◆ **WHAT TO PRODUCE**:
Your task is to copy each line that has the word "name".

——————

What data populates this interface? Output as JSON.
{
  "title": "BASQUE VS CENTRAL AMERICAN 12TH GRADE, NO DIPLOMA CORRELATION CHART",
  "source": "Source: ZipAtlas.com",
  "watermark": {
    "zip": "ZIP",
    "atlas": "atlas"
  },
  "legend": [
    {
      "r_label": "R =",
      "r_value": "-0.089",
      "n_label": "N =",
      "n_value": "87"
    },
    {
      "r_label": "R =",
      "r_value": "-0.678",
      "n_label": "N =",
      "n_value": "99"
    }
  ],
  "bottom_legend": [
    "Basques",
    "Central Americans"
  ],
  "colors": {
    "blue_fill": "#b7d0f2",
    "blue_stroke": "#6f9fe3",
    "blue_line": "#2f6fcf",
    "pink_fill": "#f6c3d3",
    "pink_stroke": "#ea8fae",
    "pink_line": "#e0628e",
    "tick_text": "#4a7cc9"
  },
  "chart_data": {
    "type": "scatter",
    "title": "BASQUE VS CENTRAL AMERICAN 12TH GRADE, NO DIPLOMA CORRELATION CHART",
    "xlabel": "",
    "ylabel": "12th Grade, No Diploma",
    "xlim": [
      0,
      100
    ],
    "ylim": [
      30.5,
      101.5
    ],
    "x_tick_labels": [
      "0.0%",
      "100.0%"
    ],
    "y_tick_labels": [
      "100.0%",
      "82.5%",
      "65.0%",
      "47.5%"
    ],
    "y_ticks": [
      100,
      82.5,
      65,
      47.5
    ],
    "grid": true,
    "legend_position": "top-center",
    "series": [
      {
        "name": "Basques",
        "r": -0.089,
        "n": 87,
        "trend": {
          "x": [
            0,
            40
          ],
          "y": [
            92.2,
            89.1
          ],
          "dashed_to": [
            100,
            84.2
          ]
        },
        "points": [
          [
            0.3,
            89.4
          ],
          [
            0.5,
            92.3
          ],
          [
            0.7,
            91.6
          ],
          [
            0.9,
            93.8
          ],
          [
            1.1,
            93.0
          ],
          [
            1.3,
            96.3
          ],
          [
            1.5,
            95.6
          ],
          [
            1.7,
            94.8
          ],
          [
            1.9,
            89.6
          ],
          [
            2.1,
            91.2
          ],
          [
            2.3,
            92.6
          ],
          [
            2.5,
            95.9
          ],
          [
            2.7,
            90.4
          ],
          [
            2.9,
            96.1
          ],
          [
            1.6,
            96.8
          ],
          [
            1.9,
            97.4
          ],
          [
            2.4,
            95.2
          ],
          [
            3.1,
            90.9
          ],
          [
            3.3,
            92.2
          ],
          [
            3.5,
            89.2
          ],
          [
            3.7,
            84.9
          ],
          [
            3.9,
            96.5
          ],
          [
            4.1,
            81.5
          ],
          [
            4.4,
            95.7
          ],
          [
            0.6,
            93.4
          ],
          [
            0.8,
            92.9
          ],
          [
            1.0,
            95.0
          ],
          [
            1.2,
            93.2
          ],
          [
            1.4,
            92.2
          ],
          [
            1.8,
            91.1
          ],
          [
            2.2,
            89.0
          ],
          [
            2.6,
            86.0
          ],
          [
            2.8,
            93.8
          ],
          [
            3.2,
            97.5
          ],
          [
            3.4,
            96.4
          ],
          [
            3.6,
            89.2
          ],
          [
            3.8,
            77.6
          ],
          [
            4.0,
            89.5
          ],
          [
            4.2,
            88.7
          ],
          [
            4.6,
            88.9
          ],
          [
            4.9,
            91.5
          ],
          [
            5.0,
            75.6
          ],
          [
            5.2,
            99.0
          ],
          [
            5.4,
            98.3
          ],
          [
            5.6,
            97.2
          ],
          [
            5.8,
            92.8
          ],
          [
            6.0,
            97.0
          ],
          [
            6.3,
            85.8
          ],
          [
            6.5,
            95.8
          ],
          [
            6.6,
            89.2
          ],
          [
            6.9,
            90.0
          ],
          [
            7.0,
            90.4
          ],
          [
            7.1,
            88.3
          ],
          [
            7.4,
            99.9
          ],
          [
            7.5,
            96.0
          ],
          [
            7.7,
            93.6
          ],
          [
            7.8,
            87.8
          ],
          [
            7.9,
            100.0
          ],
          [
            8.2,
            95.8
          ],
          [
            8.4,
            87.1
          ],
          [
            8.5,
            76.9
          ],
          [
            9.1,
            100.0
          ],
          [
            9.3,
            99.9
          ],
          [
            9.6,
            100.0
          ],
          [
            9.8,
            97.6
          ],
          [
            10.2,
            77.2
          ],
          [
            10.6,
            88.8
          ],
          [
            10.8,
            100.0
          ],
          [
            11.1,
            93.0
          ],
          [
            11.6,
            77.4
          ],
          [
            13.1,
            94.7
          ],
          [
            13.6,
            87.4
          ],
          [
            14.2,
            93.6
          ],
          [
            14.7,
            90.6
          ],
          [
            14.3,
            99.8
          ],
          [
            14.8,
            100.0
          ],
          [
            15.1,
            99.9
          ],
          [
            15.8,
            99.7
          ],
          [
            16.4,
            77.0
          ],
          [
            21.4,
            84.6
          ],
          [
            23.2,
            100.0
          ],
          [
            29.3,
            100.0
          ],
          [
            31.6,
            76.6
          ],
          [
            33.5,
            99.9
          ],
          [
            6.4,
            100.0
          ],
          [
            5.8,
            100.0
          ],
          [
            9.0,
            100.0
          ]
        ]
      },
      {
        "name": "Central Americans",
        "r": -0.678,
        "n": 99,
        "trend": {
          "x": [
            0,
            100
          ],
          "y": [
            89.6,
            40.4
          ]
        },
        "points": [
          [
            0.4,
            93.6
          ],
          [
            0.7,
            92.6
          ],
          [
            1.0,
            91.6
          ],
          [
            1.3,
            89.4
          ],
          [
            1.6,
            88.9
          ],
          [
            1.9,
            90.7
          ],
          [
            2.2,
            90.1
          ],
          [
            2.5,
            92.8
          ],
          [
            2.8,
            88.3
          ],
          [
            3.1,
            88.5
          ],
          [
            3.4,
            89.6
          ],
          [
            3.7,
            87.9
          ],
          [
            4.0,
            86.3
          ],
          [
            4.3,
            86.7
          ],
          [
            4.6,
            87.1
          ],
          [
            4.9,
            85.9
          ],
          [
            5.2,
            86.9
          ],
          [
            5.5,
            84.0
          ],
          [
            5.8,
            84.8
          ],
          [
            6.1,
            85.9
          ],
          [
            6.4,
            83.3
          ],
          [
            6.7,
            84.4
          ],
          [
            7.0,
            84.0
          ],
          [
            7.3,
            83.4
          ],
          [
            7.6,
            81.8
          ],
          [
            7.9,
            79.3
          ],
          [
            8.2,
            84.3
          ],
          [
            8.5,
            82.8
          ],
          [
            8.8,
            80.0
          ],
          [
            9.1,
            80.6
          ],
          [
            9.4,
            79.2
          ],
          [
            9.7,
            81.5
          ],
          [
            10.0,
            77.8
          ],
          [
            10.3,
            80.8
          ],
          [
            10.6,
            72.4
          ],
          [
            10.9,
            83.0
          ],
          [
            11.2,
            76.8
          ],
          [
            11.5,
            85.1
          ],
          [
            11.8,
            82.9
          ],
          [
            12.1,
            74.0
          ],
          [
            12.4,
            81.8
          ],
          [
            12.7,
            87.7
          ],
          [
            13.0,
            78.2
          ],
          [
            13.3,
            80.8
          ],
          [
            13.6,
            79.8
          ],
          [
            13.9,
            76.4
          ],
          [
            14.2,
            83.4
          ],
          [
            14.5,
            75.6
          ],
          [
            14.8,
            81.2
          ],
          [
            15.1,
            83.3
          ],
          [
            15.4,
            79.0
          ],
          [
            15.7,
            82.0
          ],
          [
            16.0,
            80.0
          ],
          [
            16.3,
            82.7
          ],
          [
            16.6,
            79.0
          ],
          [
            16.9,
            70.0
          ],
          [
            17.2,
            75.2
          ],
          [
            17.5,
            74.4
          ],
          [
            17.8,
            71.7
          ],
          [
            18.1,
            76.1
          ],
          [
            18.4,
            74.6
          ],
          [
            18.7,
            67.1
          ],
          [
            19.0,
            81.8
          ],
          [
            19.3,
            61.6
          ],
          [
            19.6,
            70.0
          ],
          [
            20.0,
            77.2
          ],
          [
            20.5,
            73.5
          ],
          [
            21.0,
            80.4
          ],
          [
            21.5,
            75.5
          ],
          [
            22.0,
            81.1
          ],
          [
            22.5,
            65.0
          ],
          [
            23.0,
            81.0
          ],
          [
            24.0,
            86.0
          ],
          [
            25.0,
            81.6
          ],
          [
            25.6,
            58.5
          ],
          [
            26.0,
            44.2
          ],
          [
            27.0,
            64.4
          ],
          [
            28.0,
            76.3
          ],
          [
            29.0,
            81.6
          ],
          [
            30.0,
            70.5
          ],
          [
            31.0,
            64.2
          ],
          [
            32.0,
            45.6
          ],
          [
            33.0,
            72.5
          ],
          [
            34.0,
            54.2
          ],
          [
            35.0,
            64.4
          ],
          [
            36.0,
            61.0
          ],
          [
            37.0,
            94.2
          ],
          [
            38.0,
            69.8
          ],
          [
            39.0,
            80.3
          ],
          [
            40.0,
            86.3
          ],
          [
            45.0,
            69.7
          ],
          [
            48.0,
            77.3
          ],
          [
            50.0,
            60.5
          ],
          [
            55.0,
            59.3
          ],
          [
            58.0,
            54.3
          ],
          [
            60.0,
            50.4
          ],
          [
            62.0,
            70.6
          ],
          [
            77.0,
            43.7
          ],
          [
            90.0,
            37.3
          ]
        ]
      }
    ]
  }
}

——————

◆ **TASK SOLUTION**:
        "name": "Basques",
        "name": "Central Americans",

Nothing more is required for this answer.